Papa Francesco: messaggio alla diocesi di Parigi, “essere costruttori di una nuova umanità radicata in Gesù Cristo”

Essere “costruttori di una nuova umanità radicata in Gesù Cristo”. È l’augurio che ieri Papa Francesco ha inviato all’arcivescovo di Parigi mons. Michel Aupetit e ai fedeli della diocesi per la solennità dell’Assunzione di Maria. A quattro mesi dal giorno dell’incendio che ha devastato la cattedrale di Notre-Dame, la diocesi ha dato appuntamento ai fedeli sul ponte Saint-Louis per la partenza della tradizionale processione della Vergine Maria che di solito si svolge nelle strade dell’isola. Alle 9.20, diverse centinaia di fedeli, con i loro rosari in mano, hanno intonato l’Ave Maria e camminato verso la chiesa di Saint-Sulpice dove l’arcivescovo Aupetit ha presieduto la messa durante la quale, sempre come tradizione, ha rinnovato “il voto” del re Luigi XIII che ha consacrato la Francia, il 10 febbraio 1638, a Maria. Per l’occasione, Papa Francesco ha fatto arrivare tramite il cardinale segretario di Stato Pietro Parolin un messaggio per assicurare “la sua vicinanza spirituale” ai fedeli. “Come una vera madre – si legge nel messaggio che al termine della messa è stato letto dal rettore della cattedrale, mons. Patrick Chauvet –, Maria cammina con noi, lotta con noi e diffonde instancabilmente la prossimità dell’amore di Dio. Condivide la storia di ciascun popolo che ha ricevuto il Vangelo e fa ormai parte della sua identità storica. Il Santo Padre chiede anche a Dio per l’intercessione di Nostra Signora che la ricostruzione del suo gioiello architetturale sia un segno forte della rinascita e della rivitalizzazione della fede nei suoi credenti. Pieni di speranza, saranno per loro famiglie, per le loro comunità e nei luoghi di vita, costruttori di una nuova umanità radicata in Gesù Cristo”.

************

COME PROCEDERE
In base all'articolo sul messaggio del Papa alla diocesi di Parigi, risponda brevemente alle domande seguenti.
(a) A che ora i fedeli hanno intonato l'Ave Maria?
(b) In quale chiesa l'arcivescovo Aupetit ha presieduto la messa?
(c) Chi ha letto il messaggio del Papa al termine della messa?
Il materiale proviene da una fonte diversa.

MATERIALE FORNITO

************

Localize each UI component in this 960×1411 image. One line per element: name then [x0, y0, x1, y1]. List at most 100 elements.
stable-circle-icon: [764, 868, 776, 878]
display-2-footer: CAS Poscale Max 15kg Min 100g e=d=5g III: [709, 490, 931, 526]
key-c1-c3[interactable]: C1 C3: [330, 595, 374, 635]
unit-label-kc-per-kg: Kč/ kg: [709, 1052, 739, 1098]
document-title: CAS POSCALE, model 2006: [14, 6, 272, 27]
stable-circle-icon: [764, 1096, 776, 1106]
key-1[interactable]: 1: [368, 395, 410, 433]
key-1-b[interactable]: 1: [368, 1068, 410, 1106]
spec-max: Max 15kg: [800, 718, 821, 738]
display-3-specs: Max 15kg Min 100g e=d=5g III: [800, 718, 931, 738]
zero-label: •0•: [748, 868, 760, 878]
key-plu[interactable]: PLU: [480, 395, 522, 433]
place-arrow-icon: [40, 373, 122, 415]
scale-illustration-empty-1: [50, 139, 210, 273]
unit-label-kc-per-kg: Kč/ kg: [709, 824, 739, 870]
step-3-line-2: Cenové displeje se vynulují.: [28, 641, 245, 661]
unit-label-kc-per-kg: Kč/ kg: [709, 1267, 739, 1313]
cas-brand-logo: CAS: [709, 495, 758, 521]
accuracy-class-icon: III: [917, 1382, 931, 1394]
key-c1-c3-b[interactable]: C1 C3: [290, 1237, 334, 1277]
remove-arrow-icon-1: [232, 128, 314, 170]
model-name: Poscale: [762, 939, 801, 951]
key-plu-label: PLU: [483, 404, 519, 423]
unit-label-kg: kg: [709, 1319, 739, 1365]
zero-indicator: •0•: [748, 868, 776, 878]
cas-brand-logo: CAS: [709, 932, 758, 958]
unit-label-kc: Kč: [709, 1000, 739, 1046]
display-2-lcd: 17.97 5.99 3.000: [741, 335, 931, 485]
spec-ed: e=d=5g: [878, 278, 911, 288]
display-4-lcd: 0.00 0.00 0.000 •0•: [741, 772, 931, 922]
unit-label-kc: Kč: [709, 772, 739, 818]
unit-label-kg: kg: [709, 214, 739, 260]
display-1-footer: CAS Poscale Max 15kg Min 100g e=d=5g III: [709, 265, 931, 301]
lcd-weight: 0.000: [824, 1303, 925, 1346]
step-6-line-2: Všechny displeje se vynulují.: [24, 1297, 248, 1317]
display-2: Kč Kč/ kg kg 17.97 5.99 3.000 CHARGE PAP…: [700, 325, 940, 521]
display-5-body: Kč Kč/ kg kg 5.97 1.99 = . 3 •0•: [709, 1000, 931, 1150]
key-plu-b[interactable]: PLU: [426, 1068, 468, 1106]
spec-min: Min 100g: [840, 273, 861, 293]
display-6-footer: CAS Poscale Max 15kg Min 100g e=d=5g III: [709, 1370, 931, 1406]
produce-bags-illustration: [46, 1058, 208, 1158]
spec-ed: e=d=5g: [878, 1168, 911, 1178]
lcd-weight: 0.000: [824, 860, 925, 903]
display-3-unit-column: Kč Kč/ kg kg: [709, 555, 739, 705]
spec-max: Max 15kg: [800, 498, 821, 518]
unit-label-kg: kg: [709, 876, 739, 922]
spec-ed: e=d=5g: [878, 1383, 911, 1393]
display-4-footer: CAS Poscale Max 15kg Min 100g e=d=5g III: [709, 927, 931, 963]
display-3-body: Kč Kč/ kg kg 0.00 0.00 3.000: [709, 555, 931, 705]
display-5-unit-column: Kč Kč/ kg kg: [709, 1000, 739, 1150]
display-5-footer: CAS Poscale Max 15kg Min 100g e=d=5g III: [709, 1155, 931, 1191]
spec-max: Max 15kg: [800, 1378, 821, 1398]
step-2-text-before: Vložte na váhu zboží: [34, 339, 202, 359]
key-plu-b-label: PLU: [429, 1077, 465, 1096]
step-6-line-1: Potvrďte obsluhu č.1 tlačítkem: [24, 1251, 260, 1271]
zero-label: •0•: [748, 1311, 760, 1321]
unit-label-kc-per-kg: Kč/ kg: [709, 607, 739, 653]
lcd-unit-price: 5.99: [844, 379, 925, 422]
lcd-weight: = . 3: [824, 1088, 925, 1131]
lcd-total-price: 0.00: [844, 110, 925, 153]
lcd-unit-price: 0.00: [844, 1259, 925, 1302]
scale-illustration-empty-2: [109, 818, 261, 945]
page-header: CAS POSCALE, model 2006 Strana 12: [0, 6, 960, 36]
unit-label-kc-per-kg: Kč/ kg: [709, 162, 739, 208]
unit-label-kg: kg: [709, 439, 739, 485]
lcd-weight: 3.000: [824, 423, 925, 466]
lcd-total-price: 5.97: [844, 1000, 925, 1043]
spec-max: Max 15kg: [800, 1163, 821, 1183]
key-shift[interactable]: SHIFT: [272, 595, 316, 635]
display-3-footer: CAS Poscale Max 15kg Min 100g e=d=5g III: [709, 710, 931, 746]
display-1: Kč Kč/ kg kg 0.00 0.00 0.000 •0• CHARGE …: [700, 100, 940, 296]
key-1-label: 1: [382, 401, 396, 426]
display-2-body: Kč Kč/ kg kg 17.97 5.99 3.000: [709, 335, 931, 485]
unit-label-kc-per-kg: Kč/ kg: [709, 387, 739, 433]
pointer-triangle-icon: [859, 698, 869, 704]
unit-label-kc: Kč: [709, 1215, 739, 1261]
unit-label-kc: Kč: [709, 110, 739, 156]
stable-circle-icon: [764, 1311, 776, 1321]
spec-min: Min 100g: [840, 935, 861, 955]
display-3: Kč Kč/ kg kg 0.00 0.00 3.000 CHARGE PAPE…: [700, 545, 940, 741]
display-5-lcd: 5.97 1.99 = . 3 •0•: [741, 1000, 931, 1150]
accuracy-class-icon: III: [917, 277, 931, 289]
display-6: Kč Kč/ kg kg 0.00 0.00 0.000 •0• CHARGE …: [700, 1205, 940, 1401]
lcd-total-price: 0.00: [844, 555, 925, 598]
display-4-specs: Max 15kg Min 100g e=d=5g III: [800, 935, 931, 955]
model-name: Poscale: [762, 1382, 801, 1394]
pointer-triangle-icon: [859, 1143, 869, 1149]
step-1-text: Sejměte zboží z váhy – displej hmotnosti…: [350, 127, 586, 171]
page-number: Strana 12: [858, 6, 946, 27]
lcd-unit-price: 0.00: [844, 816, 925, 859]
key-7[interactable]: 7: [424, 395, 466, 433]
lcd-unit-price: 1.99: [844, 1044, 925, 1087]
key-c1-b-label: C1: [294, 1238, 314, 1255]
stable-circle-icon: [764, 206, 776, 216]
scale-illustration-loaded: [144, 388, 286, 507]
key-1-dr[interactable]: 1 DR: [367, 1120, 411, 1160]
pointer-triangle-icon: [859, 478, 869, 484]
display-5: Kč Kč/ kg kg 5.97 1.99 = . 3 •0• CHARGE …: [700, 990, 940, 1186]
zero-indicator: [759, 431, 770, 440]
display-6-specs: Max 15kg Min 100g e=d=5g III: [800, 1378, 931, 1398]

************

RISPOSTA
(a) Alle 9.20.
(b) Nella chiesa di Saint-Sulpice.
(c) Il rettore della cattedrale, mons. Patrick Chauvet.